Tally every line of the listing where the string "smartphone" is found, and state the total alone.
========================================================================
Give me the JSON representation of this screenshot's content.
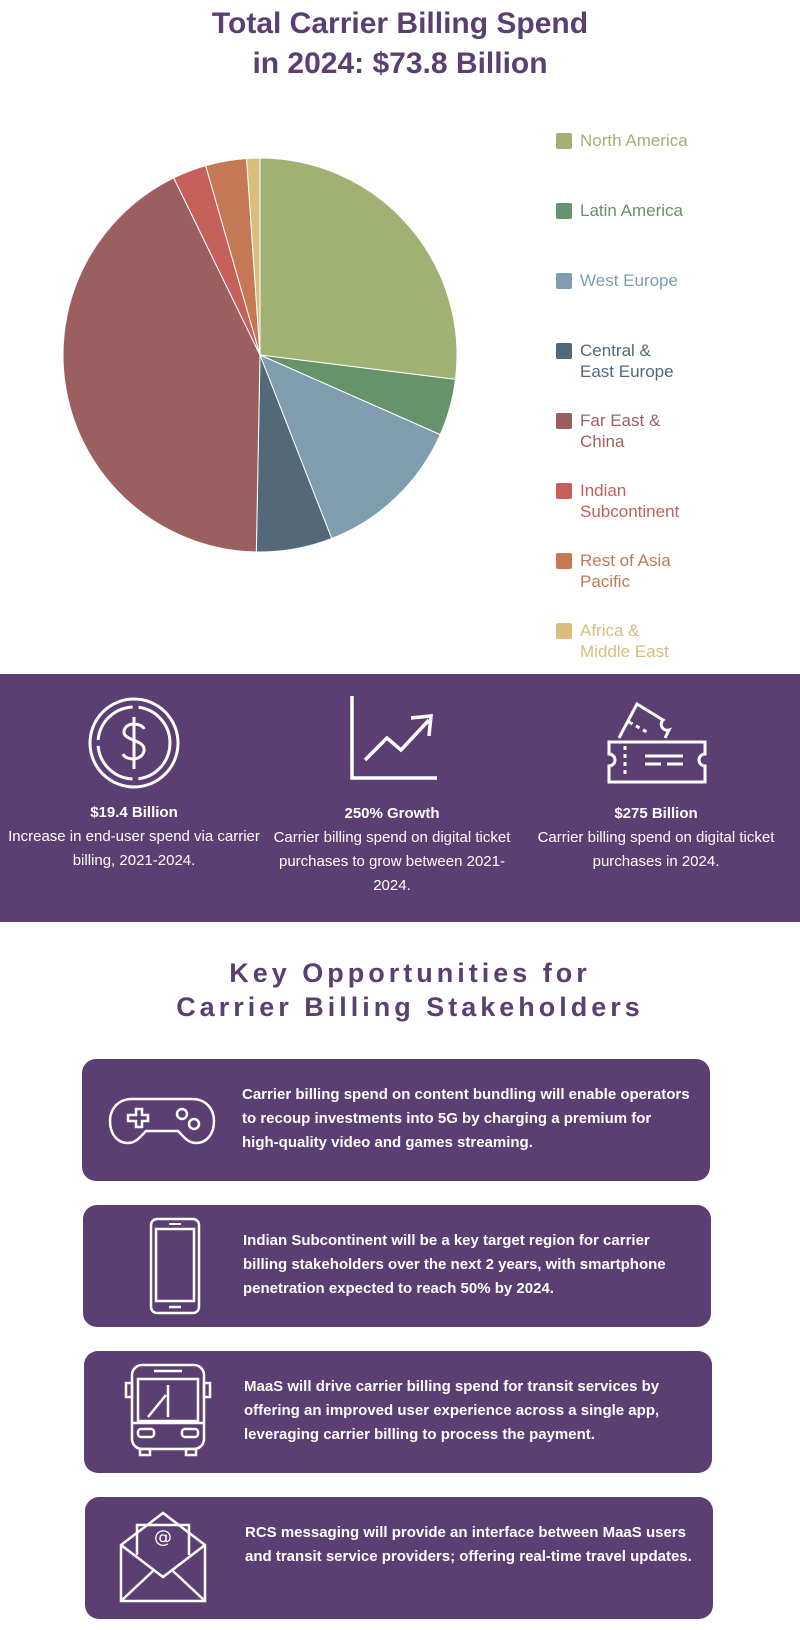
{
  "title": {
    "line1": "Total Carrier Billing Spend",
    "line2": "in 2024: $73.8 Billion"
  },
  "chart_data": {
    "type": "pie",
    "title": "Total Carrier Billing Spend in 2024: $73.8 Billion",
    "slices": [
      {
        "label": "North America",
        "value": 27.3,
        "color": "#a1b173"
      },
      {
        "label": "Latin America",
        "value": 4.7,
        "color": "#669369"
      },
      {
        "label": "West Europe",
        "value": 12.6,
        "color": "#7f9dae"
      },
      {
        "label": "Central &\nEast Europe",
        "value": 6.3,
        "color": "#536879"
      },
      {
        "label": "Far East &\nChina",
        "value": 43.0,
        "color": "#9c5f60"
      },
      {
        "label": "Indian\nSubcontinent",
        "value": 2.8,
        "color": "#c6605a"
      },
      {
        "label": "Rest of Asia\nPacific",
        "value": 3.4,
        "color": "#c47853"
      },
      {
        "label": "Africa &\nMiddle East",
        "value": 1.1,
        "color": "#d8bd7d"
      }
    ],
    "legend_position": "right"
  },
  "stats": [
    {
      "head": "$19.4 Billion",
      "desc": "Increase in end-user spend via carrier billing, 2021-2024.",
      "icon": "dollar-icon"
    },
    {
      "head": "250% Growth",
      "desc": "Carrier billing spend on digital ticket purchases to grow between 2021-2024.",
      "icon": "growth-chart-icon"
    },
    {
      "head": "$275 Billion",
      "desc": "Carrier billing spend on digital ticket purchases in 2024.",
      "icon": "ticket-icon"
    }
  ],
  "opportunities": {
    "title_line1": "Key Opportunities for",
    "title_line2": "Carrier Billing Stakeholders",
    "items": [
      {
        "icon": "gamepad-icon",
        "text": "Carrier billing spend on content bundling will enable operators to recoup investments into 5G by charging a premium for high-quality video and games streaming."
      },
      {
        "icon": "smartphone-icon",
        "text": "Indian Subcontinent will be a key target region for carrier billing stakeholders over the next 2 years, with smartphone penetration expected to reach 50% by 2024."
      },
      {
        "icon": "bus-icon",
        "text": "MaaS will drive carrier billing spend for transit services by offering an improved user experience across a single app, leveraging carrier billing to process the payment."
      },
      {
        "icon": "envelope-icon",
        "text": "RCS messaging will provide an interface between MaaS users and transit service providers; offering real-time travel updates."
      }
    ]
  },
  "colors": {
    "brand_purple": "#5b3f72",
    "white": "#ffffff"
  }
}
========================================================================
> [Reply] 2